Data excerpts -
——

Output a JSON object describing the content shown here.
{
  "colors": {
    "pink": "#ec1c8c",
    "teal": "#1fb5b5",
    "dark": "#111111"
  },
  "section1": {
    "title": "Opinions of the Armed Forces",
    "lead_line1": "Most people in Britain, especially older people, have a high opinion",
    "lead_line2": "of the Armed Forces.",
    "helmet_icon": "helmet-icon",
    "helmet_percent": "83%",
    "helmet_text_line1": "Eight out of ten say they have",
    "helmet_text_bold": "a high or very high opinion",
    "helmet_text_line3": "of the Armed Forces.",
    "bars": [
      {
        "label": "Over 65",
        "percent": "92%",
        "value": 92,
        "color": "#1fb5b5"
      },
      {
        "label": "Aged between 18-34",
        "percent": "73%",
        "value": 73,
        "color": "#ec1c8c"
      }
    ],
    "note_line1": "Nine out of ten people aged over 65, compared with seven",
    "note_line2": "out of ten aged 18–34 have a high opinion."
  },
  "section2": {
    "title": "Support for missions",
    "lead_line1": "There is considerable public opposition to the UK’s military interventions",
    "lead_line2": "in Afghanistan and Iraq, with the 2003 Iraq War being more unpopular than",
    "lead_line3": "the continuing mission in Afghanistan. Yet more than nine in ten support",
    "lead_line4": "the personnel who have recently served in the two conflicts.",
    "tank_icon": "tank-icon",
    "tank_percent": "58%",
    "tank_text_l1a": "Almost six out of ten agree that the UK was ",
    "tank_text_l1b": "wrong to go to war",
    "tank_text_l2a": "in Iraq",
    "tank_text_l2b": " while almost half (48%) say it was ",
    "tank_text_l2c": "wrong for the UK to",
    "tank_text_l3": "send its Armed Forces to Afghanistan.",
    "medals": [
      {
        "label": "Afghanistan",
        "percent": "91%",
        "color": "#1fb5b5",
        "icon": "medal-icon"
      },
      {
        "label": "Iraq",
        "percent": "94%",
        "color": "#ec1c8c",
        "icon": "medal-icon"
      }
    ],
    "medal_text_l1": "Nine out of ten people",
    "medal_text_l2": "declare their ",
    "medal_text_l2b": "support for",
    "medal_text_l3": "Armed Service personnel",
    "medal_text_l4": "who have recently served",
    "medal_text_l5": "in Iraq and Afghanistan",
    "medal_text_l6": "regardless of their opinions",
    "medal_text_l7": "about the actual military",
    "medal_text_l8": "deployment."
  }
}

——

Exercise - All of the records must be repeated exactly.

Worked answer -
Output a JSON object describing the content shown here.
{
  "colors": {
    "pink": "#ec1c8c",
    "teal": "#1fb5b5",
    "dark": "#111111"
  },
  "section1": {
    "title": "Opinions of the Armed Forces",
    "lead_line1": "Most people in Britain, especially older people, have a high opinion",
    "lead_line2": "of the Armed Forces.",
    "helmet_icon": "helmet-icon",
    "helmet_percent": "83%",
    "helmet_text_line1": "Eight out of ten say they have",
    "helmet_text_bold": "a high or very high opinion",
    "helmet_text_line3": "of the Armed Forces.",
    "bars": [
      {
        "label": "Over 65",
        "percent": "92%",
        "value": 92,
        "color": "#1fb5b5"
      },
      {
        "label": "Aged between 18-34",
        "percent": "73%",
        "value": 73,
        "color": "#ec1c8c"
      }
    ],
    "note_line1": "Nine out of ten people aged over 65, compared with seven",
    "note_line2": "out of ten aged 18–34 have a high opinion."
  },
  "section2": {
    "title": "Support for missions",
    "lead_line1": "There is considerable public opposition to the UK’s military interventions",
    "lead_line2": "in Afghanistan and Iraq, with the 2003 Iraq War being more unpopular than",
    "lead_line3": "the continuing mission in Afghanistan. Yet more than nine in ten support",
    "lead_line4": "the personnel who have recently served in the two conflicts.",
    "tank_icon": "tank-icon",
    "tank_percent": "58%",
    "tank_text_l1a": "Almost six out of ten agree that the UK was ",
    "tank_text_l1b": "wrong to go to war",
    "tank_text_l2a": "in Iraq",
    "tank_text_l2b": " while almost half (48%) say it was ",
    "tank_text_l2c": "wrong for the UK to",
    "tank_text_l3": "send its Armed Forces to Afghanistan.",
    "medals": [
      {
        "label": "Afghanistan",
        "percent": "91%",
        "color": "#1fb5b5",
        "icon": "medal-icon"
      },
      {
        "label": "Iraq",
        "percent": "94%",
        "color": "#ec1c8c",
        "icon": "medal-icon"
      }
    ],
    "medal_text_l1": "Nine out of ten people",
    "medal_text_l2": "declare their ",
    "medal_text_l2b": "support for",
    "medal_text_l3": "Armed Service personnel",
    "medal_text_l4": "who have recently served",
    "medal_text_l5": "in Iraq and Afghanistan",
    "medal_text_l6": "regardless of their opinions",
    "medal_text_l7": "about the actual military",
    "medal_text_l8": "deployment."
  }
}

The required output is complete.